■ **Short exercise**
Pull out from the material below all lines with "text".

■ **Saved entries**
• • • • •

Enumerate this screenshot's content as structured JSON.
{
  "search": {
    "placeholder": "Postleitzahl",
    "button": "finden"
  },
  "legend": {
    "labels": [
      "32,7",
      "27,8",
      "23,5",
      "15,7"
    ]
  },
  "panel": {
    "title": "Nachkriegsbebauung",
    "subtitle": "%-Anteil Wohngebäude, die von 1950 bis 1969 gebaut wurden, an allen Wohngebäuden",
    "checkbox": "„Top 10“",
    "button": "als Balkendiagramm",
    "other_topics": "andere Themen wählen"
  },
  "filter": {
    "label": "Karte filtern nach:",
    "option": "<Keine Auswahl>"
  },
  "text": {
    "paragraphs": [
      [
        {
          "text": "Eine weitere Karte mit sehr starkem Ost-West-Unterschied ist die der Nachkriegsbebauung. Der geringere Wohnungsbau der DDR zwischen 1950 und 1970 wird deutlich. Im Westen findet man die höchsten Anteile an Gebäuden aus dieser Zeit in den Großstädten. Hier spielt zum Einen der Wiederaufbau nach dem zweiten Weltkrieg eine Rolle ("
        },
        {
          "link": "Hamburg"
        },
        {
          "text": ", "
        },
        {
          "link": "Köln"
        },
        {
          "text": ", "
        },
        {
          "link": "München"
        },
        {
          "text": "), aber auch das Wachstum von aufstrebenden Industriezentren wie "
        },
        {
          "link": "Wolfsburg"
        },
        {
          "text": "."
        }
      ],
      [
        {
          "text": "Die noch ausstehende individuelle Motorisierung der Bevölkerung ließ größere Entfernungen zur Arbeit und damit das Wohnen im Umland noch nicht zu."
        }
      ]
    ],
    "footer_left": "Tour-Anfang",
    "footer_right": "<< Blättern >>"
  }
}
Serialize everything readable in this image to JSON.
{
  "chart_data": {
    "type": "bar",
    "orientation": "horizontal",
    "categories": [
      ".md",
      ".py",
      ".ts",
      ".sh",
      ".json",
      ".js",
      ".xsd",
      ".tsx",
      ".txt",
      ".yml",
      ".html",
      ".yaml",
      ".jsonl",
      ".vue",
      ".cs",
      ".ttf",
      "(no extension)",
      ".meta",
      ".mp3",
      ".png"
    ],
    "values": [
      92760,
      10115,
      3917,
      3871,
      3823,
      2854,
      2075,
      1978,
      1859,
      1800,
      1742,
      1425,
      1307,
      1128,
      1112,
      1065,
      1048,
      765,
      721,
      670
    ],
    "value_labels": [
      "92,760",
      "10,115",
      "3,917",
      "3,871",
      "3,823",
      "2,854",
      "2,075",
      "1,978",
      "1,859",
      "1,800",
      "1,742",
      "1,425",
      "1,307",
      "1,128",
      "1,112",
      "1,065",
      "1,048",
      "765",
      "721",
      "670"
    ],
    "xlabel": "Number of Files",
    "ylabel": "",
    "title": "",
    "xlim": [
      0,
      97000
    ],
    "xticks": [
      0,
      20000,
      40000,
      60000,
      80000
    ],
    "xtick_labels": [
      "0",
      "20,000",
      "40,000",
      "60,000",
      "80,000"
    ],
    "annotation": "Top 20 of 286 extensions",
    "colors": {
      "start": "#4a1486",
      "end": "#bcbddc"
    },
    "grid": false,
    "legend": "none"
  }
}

• • • • •

■ **Result**
  "text": {
          "text": "Eine weitere Karte mit sehr starkem Ost-West-Unterschied ist die der Nachkriegsbebauung. Der geringere Wohnungsbau der DDR zwischen 1950 und 1970 wird deutlich. Im Westen findet man die höchsten Anteile an Gebäuden aus dieser Zeit in den Großstädten. Hier spielt zum Einen der Wiederaufbau nach dem zweiten Weltkrieg eine Rolle ("
          "text": ", "
          "text": ", "
          "text": "), aber auch das Wachstum von aufstrebenden Industriezentren wie "
          "text": "."
          "text": "Die noch ausstehende individuelle Motorisierung der Bevölkerung ließ größere Entfernungen zur Arbeit und damit das Wohnen im Umland noch nicht zu."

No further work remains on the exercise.